SET PROBLEM
Your task is to retype each line of the data below exactly.
◇ ◇ ◇
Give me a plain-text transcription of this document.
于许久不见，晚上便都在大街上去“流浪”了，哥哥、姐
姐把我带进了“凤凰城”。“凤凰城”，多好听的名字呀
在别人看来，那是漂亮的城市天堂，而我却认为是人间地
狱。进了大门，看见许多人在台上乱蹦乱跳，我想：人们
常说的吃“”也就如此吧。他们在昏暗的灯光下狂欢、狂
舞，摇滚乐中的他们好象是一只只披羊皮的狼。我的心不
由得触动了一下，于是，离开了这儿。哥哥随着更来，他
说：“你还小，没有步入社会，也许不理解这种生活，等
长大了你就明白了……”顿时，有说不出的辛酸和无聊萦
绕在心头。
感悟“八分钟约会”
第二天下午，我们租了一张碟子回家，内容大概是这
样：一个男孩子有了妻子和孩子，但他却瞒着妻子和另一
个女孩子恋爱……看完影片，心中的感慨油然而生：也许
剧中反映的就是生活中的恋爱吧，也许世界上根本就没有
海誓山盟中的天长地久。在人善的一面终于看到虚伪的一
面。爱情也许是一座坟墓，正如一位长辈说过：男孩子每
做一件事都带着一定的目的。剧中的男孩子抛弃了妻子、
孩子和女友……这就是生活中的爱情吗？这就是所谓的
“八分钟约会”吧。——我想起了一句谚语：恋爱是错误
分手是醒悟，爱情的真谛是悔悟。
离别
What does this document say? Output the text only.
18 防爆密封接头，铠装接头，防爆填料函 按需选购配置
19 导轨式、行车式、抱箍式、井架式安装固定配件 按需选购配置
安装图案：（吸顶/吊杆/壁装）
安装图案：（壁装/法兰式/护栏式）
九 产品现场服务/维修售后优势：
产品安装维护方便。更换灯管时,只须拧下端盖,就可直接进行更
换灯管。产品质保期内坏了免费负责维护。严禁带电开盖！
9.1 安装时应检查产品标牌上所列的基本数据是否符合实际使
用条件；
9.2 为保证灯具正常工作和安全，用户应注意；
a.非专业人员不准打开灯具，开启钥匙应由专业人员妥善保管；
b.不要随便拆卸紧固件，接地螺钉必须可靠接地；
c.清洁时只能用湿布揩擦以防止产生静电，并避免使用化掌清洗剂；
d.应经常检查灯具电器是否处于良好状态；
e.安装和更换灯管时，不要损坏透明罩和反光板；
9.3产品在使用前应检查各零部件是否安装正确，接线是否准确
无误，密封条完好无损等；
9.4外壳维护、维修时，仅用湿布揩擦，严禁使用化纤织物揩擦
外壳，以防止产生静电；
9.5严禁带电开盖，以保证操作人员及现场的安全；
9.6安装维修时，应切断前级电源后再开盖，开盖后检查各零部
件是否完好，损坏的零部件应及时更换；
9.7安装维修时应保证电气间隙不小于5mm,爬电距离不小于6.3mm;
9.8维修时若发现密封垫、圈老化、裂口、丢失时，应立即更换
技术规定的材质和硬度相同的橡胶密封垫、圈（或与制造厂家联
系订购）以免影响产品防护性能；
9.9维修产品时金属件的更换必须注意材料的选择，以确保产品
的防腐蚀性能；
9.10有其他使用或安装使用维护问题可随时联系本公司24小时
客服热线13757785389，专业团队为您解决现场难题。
◇ ◇ ◇
REPLY TO THE EXERCISE
Give me a plain-text transcription of this document.
于许久不见，晚上便都在大街上去“流浪”了，哥哥、姐
姐把我带进了“凤凰城”。“凤凰城”，多好听的名字呀
在别人看来，那是漂亮的城市天堂，而我却认为是人间地
狱。进了大门，看见许多人在台上乱蹦乱跳，我想：人们
常说的吃“”也就如此吧。他们在昏暗的灯光下狂欢、狂
舞，摇滚乐中的他们好象是一只只披羊皮的狼。我的心不
由得触动了一下，于是，离开了这儿。哥哥随着更来，他
说：“你还小，没有步入社会，也许不理解这种生活，等
长大了你就明白了……”顿时，有说不出的辛酸和无聊萦
绕在心头。
感悟“八分钟约会”
第二天下午，我们租了一张碟子回家，内容大概是这
样：一个男孩子有了妻子和孩子，但他却瞒着妻子和另一
个女孩子恋爱……看完影片，心中的感慨油然而生：也许
剧中反映的就是生活中的恋爱吧，也许世界上根本就没有
海誓山盟中的天长地久。在人善的一面终于看到虚伪的一
面。爱情也许是一座坟墓，正如一位长辈说过：男孩子每
做一件事都带着一定的目的。剧中的男孩子抛弃了妻子、
孩子和女友……这就是生活中的爱情吗？这就是所谓的
“八分钟约会”吧。——我想起了一句谚语：恋爱是错误
分手是醒悟，爱情的真谛是悔悟。
离别
What does this document say? Output the text only.
18 防爆密封接头，铠装接头，防爆填料函 按需选购配置
19 导轨式、行车式、抱箍式、井架式安装固定配件 按需选购配置
安装图案：（吸顶/吊杆/壁装）
安装图案：（壁装/法兰式/护栏式）
九 产品现场服务/维修售后优势：
产品安装维护方便。更换灯管时,只须拧下端盖,就可直接进行更
换灯管。产品质保期内坏了免费负责维护。严禁带电开盖！
9.1 安装时应检查产品标牌上所列的基本数据是否符合实际使
用条件；
9.2 为保证灯具正常工作和安全，用户应注意；
a.非专业人员不准打开灯具，开启钥匙应由专业人员妥善保管；
b.不要随便拆卸紧固件，接地螺钉必须可靠接地；
c.清洁时只能用湿布揩擦以防止产生静电，并避免使用化掌清洗剂；
d.应经常检查灯具电器是否处于良好状态；
e.安装和更换灯管时，不要损坏透明罩和反光板；
9.3产品在使用前应检查各零部件是否安装正确，接线是否准确
无误，密封条完好无损等；
9.4外壳维护、维修时，仅用湿布揩擦，严禁使用化纤织物揩擦
外壳，以防止产生静电；
9.5严禁带电开盖，以保证操作人员及现场的安全；
9.6安装维修时，应切断前级电源后再开盖，开盖后检查各零部
件是否完好，损坏的零部件应及时更换；
9.7安装维修时应保证电气间隙不小于5mm,爬电距离不小于6.3mm;
9.8维修时若发现密封垫、圈老化、裂口、丢失时，应立即更换
技术规定的材质和硬度相同的橡胶密封垫、圈（或与制造厂家联
系订购）以免影响产品防护性能；
9.9维修产品时金属件的更换必须注意材料的选择，以确保产品
的防腐蚀性能；
9.10有其他使用或安装使用维护问题可随时联系本公司24小时
客服热线13757785389，专业团队为您解决现场难题。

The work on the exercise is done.